Dataset items
╭──

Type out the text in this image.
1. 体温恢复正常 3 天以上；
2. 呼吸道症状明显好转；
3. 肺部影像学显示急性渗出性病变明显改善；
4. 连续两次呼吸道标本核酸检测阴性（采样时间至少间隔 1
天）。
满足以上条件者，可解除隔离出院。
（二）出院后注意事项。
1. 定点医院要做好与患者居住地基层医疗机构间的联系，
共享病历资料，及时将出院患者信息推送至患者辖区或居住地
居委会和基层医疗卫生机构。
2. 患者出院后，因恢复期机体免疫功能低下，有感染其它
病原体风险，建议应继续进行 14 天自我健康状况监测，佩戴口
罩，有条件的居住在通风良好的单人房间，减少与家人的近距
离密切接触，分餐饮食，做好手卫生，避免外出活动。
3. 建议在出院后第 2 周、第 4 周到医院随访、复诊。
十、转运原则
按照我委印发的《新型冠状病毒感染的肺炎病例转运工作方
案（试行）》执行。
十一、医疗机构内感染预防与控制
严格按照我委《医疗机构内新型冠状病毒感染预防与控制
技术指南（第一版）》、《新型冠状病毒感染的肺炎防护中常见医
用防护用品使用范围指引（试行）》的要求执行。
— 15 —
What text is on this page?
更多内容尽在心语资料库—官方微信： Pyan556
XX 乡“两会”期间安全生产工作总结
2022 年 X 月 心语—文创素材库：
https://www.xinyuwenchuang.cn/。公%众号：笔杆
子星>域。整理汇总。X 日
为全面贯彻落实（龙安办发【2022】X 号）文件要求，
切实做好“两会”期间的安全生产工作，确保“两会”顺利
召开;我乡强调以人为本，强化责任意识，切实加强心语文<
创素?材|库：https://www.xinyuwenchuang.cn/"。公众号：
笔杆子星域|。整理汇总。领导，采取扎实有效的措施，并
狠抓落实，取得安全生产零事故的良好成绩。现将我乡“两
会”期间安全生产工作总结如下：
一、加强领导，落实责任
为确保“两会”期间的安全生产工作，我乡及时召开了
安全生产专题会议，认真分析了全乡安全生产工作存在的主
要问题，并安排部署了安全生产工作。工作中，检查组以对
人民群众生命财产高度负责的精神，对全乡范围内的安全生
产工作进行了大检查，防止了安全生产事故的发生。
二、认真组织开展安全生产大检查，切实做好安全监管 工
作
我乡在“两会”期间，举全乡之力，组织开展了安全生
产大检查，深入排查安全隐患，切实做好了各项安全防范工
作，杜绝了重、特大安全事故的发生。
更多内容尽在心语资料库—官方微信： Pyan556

╰──

- EXERCISE DIRECTIONS -
Restate the data above exactly, keeping each word as it stands.

- FINISHED TASK -
Type out the text in this image.
1. 体温恢复正常 3 天以上；
2. 呼吸道症状明显好转；
3. 肺部影像学显示急性渗出性病变明显改善；
4. 连续两次呼吸道标本核酸检测阴性（采样时间至少间隔 1
天）。
满足以上条件者，可解除隔离出院。
（二）出院后注意事项。
1. 定点医院要做好与患者居住地基层医疗机构间的联系，
共享病历资料，及时将出院患者信息推送至患者辖区或居住地
居委会和基层医疗卫生机构。
2. 患者出院后，因恢复期机体免疫功能低下，有感染其它
病原体风险，建议应继续进行 14 天自我健康状况监测，佩戴口
罩，有条件的居住在通风良好的单人房间，减少与家人的近距
离密切接触，分餐饮食，做好手卫生，避免外出活动。
3. 建议在出院后第 2 周、第 4 周到医院随访、复诊。
十、转运原则
按照我委印发的《新型冠状病毒感染的肺炎病例转运工作方
案（试行）》执行。
十一、医疗机构内感染预防与控制
严格按照我委《医疗机构内新型冠状病毒感染预防与控制
技术指南（第一版）》、《新型冠状病毒感染的肺炎防护中常见医
用防护用品使用范围指引（试行）》的要求执行。
— 15 —
What text is on this page?
更多内容尽在心语资料库—官方微信： Pyan556
XX 乡“两会”期间安全生产工作总结
2022 年 X 月 心语—文创素材库：
https://www.xinyuwenchuang.cn/。公%众号：笔杆
子星>域。整理汇总。X 日
为全面贯彻落实（龙安办发【2022】X 号）文件要求，
切实做好“两会”期间的安全生产工作，确保“两会”顺利
召开;我乡强调以人为本，强化责任意识，切实加强心语文<
创素?材|库：https://www.xinyuwenchuang.cn/"。公众号：
笔杆子星域|。整理汇总。领导，采取扎实有效的措施，并
狠抓落实，取得安全生产零事故的良好成绩。现将我乡“两
会”期间安全生产工作总结如下：
一、加强领导，落实责任
为确保“两会”期间的安全生产工作，我乡及时召开了
安全生产专题会议，认真分析了全乡安全生产工作存在的主
要问题，并安排部署了安全生产工作。工作中，检查组以对
人民群众生命财产高度负责的精神，对全乡范围内的安全生
产工作进行了大检查，防止了安全生产事故的发生。
二、认真组织开展安全生产大检查，切实做好安全监管 工
作
我乡在“两会”期间，举全乡之力，组织开展了安全生
产大检查，深入排查安全隐患，切实做好了各项安全防范工
作，杜绝了重、特大安全事故的发生。
更多内容尽在心语资料库—官方微信： Pyan556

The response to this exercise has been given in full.